*SHORT PROBLEM:* Output every entry exactly as written.

═════ TASK MATERIAL

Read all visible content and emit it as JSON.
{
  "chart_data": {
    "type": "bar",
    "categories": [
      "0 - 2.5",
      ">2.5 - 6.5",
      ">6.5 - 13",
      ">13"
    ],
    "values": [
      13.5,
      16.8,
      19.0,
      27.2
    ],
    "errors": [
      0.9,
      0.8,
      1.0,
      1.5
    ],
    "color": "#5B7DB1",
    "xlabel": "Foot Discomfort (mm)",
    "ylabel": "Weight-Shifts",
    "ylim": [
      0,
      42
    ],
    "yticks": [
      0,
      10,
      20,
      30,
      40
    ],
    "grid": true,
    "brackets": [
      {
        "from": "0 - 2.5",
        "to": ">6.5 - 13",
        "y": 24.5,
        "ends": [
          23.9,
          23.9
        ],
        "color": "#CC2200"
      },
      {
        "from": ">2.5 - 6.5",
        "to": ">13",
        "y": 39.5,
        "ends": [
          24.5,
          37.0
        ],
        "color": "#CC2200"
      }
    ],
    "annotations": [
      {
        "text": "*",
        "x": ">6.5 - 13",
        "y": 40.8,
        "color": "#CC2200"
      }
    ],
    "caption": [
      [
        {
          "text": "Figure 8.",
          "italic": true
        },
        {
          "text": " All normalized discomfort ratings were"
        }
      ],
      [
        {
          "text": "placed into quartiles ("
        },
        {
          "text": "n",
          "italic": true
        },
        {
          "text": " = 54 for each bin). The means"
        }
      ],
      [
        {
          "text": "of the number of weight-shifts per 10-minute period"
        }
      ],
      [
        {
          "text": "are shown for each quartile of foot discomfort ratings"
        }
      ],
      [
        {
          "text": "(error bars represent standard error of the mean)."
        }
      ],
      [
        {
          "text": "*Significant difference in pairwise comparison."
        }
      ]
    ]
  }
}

══════════

*OUTPUT BELOW:*
Read all visible content and emit it as JSON.
{
  "chart_data": {
    "type": "bar",
    "categories": [
      "0 - 2.5",
      ">2.5 - 6.5",
      ">6.5 - 13",
      ">13"
    ],
    "values": [
      13.5,
      16.8,
      19.0,
      27.2
    ],
    "errors": [
      0.9,
      0.8,
      1.0,
      1.5
    ],
    "color": "#5B7DB1",
    "xlabel": "Foot Discomfort (mm)",
    "ylabel": "Weight-Shifts",
    "ylim": [
      0,
      42
    ],
    "yticks": [
      0,
      10,
      20,
      30,
      40
    ],
    "grid": true,
    "brackets": [
      {
        "from": "0 - 2.5",
        "to": ">6.5 - 13",
        "y": 24.5,
        "ends": [
          23.9,
          23.9
        ],
        "color": "#CC2200"
      },
      {
        "from": ">2.5 - 6.5",
        "to": ">13",
        "y": 39.5,
        "ends": [
          24.5,
          37.0
        ],
        "color": "#CC2200"
      }
    ],
    "annotations": [
      {
        "text": "*",
        "x": ">6.5 - 13",
        "y": 40.8,
        "color": "#CC2200"
      }
    ],
    "caption": [
      [
        {
          "text": "Figure 8.",
          "italic": true
        },
        {
          "text": " All normalized discomfort ratings were"
        }
      ],
      [
        {
          "text": "placed into quartiles ("
        },
        {
          "text": "n",
          "italic": true
        },
        {
          "text": " = 54 for each bin). The means"
        }
      ],
      [
        {
          "text": "of the number of weight-shifts per 10-minute period"
        }
      ],
      [
        {
          "text": "are shown for each quartile of foot discomfort ratings"
        }
      ],
      [
        {
          "text": "(error bars represent standard error of the mean)."
        }
      ],
      [
        {
          "text": "*Significant difference in pairwise comparison."
        }
      ]
    ]
  }
}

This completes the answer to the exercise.